* Problem to solve:
Answer these questions from the abstract on FBI-1 in rectal cancer, one per line:
(a) Between which years did the Swedish clinical trial of preoperative radiotherapy take place?
(b) How many patients were placed in the preoperative RT group?
(c) What hazard ratio is given for overall survival with higher nuclear FBI-1?
**** Passage to read
FBI-1 expression in relation to clinicopathological variables in rectal cancers with a Swedish clinical trial of preoperative radiotherapy.

Abstract

e15102 Background:FBI-1 is a recently characterized proto-oncoprotein of the POZ domain Krüppel-like (POK) family of transcription factors. Although several studies provide the evidence that FBI-1 is an important gene regulator in CRC, no analysis of any correlation between FBI-1 expression and preoperative radiotherapy (RT) has been studied in rectal cancers. Methods: This study included the patients with rectal cancer that participated in a Swedish clinical trial of preoperative RT between 1987 and 1990. Patients were divided into preoperative RT (62) and non-RT (77) groups. Applying immunohistochemstry, we detected FBI-1 expression in 118 normal mucosa, 139 primary rectal cancers, and 45 lymph node metastases, and analyzed its relationship with clinicopathological features and RT response. Results: FBI-1 was detected both in the cytoplasm and nucleus, and the cytoplasmic staining was up-regulated compared with normal mucosa both in non-RT and RT groups (74.0% vs. 17.7%, p < 0.001; 69.4% vs. 41.1%, p = 0.002), however, the nuclear staining was down-regulated compared with normal mucosa both in non-RT and RT groups (22.1% vs. 75.8%, p < 0.001; 35.5% vs. 83.9% p < 0.001). Both cytoplasmic and nuclear staining were no difference between the non-RT and RT groups (74.0% vs. 69.4%, p = 0.542; 22.1% vs. 35.5%, p = 0.080, respectively). So we combined the non-RT and RT group together for further analysis. Nuclear staining of FBI-1 was positively with TNM stage and distance recurrence, it showed higher expression in III+ IV stage than that in I+II stage (41.0% vs. 17.9%, p = 0.003). The patients with distance recurrence showed higher FBI-1 expression than that with no distance recurrence (39.7% vs. 19.8%, p = 0.010). In stage I, II and III patients, higher nuclear FBI-1 in primary cancer showed worse disease free survival (HR: 1.934; 95%CI: 1.055-3.579, p = 0.033) and overall survival (HR: 2.174; 95%CI: 1.102-4.290; p = 0.025) independent of gender, age, growth pattern, differentiation and RT. Conclusions: Higher nuclear FBI-1 is related with later TNM stage, distance recurrence, and worse prognosis, it can be used as a potential diagnostic and prognostic biomarker in rectal cancer.
********
**** Source information
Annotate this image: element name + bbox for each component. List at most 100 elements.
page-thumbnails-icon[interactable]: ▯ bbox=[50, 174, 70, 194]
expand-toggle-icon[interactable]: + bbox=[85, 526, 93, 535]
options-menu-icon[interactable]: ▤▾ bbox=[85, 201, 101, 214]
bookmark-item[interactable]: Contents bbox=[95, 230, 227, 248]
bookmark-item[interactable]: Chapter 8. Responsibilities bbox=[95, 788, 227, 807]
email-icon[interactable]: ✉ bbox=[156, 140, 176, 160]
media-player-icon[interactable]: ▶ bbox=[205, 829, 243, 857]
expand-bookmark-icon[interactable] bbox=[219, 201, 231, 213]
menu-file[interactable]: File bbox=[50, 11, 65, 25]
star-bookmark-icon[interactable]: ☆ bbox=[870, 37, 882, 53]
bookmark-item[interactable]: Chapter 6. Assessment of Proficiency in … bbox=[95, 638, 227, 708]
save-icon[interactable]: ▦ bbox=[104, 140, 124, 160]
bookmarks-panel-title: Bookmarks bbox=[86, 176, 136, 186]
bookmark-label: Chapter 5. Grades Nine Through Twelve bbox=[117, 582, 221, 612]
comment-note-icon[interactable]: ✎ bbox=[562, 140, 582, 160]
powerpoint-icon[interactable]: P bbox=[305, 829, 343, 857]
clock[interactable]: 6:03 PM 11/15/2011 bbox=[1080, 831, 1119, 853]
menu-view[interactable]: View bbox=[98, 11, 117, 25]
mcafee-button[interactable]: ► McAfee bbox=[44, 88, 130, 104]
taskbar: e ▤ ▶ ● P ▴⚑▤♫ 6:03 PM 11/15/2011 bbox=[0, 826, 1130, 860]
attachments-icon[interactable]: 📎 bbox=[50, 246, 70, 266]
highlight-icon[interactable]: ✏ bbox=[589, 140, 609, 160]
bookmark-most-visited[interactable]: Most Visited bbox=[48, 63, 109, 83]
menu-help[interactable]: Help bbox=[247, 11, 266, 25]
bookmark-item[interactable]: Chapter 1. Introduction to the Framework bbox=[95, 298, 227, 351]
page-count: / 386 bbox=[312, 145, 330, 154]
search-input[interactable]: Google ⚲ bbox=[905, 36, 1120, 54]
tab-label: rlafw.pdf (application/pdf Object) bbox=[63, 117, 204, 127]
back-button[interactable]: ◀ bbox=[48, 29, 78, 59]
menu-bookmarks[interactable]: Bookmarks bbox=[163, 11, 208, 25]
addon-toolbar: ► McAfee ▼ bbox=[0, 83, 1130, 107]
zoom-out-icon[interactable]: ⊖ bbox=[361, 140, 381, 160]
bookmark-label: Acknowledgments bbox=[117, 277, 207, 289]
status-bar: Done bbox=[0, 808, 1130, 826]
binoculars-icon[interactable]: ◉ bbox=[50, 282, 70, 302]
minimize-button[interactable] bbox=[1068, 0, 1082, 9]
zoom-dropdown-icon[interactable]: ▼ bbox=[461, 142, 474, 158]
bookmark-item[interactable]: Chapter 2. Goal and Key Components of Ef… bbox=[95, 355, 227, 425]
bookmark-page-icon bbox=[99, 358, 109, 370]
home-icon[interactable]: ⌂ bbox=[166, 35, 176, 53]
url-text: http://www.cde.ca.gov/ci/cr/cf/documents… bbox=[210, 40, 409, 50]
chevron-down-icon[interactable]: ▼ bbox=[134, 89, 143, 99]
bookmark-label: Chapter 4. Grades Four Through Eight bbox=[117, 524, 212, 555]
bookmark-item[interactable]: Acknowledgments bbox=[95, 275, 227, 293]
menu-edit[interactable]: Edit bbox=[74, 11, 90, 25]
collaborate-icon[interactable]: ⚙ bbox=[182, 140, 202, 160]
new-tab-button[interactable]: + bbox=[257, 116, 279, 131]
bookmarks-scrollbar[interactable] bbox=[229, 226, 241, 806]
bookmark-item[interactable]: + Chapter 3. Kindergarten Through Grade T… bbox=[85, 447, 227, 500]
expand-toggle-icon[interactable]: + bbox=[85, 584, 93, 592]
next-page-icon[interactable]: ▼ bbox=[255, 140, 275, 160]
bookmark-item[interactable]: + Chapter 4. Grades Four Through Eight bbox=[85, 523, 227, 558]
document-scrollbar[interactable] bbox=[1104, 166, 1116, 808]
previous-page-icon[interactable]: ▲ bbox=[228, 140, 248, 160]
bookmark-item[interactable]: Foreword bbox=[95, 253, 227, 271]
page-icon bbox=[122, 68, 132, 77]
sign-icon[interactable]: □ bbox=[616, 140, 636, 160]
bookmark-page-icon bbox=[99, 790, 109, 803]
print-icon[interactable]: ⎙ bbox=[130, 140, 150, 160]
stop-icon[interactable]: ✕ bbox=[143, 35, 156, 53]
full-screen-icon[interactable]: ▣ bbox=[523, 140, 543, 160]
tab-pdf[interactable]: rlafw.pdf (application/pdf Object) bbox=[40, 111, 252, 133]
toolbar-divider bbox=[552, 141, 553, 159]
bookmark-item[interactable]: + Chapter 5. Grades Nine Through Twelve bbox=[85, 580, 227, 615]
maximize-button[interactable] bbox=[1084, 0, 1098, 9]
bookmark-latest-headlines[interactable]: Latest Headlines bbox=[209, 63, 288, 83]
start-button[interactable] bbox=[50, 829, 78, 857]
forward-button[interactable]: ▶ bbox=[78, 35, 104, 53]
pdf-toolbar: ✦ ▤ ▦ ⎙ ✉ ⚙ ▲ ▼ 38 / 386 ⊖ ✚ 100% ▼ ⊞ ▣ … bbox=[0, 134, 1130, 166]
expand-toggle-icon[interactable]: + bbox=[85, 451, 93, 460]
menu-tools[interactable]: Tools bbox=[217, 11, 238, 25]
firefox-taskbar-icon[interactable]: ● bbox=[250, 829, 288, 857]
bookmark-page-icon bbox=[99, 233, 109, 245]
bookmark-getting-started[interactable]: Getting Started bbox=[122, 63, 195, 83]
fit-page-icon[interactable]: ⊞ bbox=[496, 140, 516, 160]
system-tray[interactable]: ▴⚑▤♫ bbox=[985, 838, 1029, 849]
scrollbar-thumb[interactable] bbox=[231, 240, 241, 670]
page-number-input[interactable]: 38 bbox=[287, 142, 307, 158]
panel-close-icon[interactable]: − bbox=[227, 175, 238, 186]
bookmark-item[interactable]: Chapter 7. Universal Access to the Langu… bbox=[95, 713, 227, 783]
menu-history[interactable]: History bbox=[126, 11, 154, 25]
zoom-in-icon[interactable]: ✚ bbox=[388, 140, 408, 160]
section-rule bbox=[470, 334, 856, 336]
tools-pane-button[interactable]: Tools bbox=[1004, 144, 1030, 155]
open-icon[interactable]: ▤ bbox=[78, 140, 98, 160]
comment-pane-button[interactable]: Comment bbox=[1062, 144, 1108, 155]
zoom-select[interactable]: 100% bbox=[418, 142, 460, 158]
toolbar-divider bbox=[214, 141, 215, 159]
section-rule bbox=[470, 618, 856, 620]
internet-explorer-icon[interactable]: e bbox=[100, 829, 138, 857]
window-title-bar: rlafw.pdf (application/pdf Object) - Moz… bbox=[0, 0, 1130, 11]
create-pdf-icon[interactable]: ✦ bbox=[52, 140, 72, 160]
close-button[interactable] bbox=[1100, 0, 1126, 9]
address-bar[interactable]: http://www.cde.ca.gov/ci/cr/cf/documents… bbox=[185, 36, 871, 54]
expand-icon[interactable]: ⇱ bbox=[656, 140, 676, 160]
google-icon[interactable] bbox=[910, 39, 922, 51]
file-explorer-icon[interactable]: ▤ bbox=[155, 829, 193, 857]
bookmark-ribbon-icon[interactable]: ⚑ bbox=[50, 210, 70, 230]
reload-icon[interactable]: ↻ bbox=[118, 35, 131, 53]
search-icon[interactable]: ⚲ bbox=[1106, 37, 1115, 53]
********
* Task result:
(a) Between 1987 and 1990.
(b) 62 patients.
(c) 2.174.